REQUIREMENTS:
a - In the morale discussion, who in Ars Magica is called a more fully developed character than any Grog?
b - Do these statements agree with the morale discussion? Answer yes or no for each and quote the deciding words. (i) One writer says they want rolled morale checks in 5E. (ii) One writer says their players' characters have less than a page of backstory. (iii) Morale listings are said to be worthless once the mechanical system is ignored.

DOCUMENT TEXT:
##########

I do wonder why adventure modules have it, but it never mention in any DMG.
 

I don't want rolled morale checks in 5E, I have many bad memories from rolling morale checks in 2E and prior.

I don't mind "tactical advice"/"morale statements" though for monsters, such as "The bear will withdrawl if reduced to 1/2 hp or less" or "the kobolds will break and flee if their leader is slain." and such.
 

Obviously, you have a different view of NPCs than I do. I only run NPCs and monsters that I know a great deal about. Conversely, my players' characters have less than a page of backstory; for my last campaign I told them not to think about it too much and let their characters develop during the game. Also, although less time is put into their psychological development, anything I decide about their history is automatically canon, so they can have quite a bit of background real fast. I consider NPCs and PCs as equals, just played by different people.

I fail to grasp this. Do your PCs never go to cities? Or come up with a plan that you failed to forsee? You've never had to come up with a baker, or street urchin, or sewer worker on the fly? You've never had PCs ignore your planned dinner with the Mayor to go off to see the swamp orcs you never got around to fully detailing?

I'm sorry, but there are fundamental differences between PCs and NPCs, not the least of which is time. Both development time, and screen time. Even under troupe style systems like Ars Magica you have different classes of characters/npcs even though which is which may change from session to session. A Magus or Companion is a more fully developed character than any Grog. And that is because you have few Mages/Companions and lots of grogs. They can't all get equal treatment because there simply isn't time. Likewise unless your world only contains a dozen people your NPC cannot be as fully fleshed as a decent PC as you simply don't have the time to fully develop all the hundreds, or thousands of people/monsters they might bump into in a years campaign.

In any event, as has been mentioned, morale listings are valuable even if the mechanical system is completely ignored. Even a plain language listing with no supporting mechanical system but a single line entry like "Pathetic/low/Normal/high/fanatical" is still a tool to inform you what, in general, this race is meant to be like. You as a GM are always free to ignore it, or decide that these goblins are hopped on "magic" potions and won't retreat, or that these kobolds are a bunch of slackers and will run away at the drop of a hp.

##########

[Stored records]
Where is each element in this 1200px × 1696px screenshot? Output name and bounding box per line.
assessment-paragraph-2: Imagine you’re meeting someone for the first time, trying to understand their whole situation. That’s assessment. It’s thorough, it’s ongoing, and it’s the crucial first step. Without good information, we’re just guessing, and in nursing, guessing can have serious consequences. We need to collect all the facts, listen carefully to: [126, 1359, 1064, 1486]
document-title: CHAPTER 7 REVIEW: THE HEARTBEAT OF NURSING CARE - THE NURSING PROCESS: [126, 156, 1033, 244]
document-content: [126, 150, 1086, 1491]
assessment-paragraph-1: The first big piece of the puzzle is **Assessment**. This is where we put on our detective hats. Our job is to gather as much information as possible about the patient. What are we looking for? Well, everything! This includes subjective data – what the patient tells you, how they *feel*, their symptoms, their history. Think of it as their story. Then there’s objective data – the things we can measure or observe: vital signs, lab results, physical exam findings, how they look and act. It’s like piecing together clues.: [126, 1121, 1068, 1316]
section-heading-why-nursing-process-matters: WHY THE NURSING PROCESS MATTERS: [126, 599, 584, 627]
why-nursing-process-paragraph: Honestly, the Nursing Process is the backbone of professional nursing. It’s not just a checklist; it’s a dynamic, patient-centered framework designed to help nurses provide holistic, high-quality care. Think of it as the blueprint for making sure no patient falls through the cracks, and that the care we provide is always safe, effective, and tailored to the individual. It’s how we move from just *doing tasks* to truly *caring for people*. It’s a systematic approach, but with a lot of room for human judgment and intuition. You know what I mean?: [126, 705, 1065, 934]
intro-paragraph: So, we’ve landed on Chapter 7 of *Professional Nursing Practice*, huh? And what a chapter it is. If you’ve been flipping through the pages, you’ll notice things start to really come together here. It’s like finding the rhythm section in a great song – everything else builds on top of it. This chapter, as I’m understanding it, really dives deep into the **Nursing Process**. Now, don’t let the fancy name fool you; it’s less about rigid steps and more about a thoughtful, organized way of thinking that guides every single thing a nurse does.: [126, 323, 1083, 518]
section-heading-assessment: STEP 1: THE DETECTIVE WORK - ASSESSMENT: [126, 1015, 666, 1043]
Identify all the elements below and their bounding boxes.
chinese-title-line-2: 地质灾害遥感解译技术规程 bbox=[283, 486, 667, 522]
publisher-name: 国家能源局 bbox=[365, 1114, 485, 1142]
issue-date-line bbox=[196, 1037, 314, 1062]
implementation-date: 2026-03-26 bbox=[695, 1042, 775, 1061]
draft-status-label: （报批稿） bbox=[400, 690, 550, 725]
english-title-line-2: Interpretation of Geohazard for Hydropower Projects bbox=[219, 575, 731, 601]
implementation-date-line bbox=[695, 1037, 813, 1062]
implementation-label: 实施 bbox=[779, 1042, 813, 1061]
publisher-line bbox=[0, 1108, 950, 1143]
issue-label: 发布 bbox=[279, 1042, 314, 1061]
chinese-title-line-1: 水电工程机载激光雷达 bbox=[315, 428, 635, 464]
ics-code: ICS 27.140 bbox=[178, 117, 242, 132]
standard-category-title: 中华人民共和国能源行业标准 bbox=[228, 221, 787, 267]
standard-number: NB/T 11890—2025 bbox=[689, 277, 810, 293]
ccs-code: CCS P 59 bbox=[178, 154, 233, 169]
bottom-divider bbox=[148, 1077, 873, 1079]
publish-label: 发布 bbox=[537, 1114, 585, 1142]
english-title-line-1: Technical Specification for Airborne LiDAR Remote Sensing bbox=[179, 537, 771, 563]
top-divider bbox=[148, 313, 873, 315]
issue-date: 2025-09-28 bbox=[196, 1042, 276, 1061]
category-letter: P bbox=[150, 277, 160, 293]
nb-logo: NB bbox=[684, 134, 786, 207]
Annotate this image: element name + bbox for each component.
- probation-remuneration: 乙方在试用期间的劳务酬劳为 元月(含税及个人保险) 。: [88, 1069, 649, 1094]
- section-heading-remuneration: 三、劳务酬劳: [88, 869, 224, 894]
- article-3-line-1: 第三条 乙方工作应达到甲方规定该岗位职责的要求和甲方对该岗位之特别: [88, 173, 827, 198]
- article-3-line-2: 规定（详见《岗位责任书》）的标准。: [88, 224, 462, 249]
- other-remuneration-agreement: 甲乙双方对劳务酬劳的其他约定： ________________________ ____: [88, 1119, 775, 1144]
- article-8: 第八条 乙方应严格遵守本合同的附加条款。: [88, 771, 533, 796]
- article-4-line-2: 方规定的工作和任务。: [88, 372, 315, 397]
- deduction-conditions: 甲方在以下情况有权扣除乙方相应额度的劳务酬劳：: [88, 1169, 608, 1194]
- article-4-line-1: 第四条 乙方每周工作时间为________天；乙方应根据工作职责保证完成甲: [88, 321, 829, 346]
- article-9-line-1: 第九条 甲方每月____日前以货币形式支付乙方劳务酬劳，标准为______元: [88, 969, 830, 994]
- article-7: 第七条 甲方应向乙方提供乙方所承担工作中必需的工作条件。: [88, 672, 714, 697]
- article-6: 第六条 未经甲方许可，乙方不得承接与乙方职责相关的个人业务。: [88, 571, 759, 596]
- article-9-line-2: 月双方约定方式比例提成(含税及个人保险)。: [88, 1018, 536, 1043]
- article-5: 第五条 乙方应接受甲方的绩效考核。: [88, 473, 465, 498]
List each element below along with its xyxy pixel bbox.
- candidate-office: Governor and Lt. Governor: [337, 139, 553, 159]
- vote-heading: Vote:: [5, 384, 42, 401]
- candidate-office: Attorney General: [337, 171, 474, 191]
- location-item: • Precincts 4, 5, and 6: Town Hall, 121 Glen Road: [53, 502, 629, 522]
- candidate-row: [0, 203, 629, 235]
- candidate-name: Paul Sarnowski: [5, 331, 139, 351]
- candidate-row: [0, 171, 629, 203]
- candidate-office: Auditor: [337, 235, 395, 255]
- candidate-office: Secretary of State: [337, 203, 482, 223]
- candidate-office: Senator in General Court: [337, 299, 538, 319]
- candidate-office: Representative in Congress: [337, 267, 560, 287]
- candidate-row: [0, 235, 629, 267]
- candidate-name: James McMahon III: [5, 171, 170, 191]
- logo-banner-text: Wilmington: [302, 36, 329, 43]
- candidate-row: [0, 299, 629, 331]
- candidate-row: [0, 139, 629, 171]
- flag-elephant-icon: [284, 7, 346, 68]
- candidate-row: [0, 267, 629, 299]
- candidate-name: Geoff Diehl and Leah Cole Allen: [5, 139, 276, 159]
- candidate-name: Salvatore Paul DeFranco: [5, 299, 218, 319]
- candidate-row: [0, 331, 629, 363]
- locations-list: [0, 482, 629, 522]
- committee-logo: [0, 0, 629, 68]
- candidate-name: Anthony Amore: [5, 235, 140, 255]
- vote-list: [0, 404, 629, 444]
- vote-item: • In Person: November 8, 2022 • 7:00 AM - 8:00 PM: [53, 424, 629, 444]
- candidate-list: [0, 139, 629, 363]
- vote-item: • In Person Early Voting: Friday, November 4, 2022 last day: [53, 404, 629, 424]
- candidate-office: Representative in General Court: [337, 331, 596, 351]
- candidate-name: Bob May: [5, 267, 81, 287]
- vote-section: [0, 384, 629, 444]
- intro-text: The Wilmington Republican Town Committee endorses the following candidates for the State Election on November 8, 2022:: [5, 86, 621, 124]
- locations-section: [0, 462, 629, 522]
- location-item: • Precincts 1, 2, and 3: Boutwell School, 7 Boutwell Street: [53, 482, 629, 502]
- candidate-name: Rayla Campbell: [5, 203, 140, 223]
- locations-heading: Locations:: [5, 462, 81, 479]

##########

ANSWERS TO THE TASKS:
a - A Magus or Companion.

b -
(i) No: "I don't want rolled morale checks in 5E"
(ii) Yes: "my players' characters have less than a page of backstory"
(iii) No: "morale listings are valuable even if the mechanical system is completely ignored"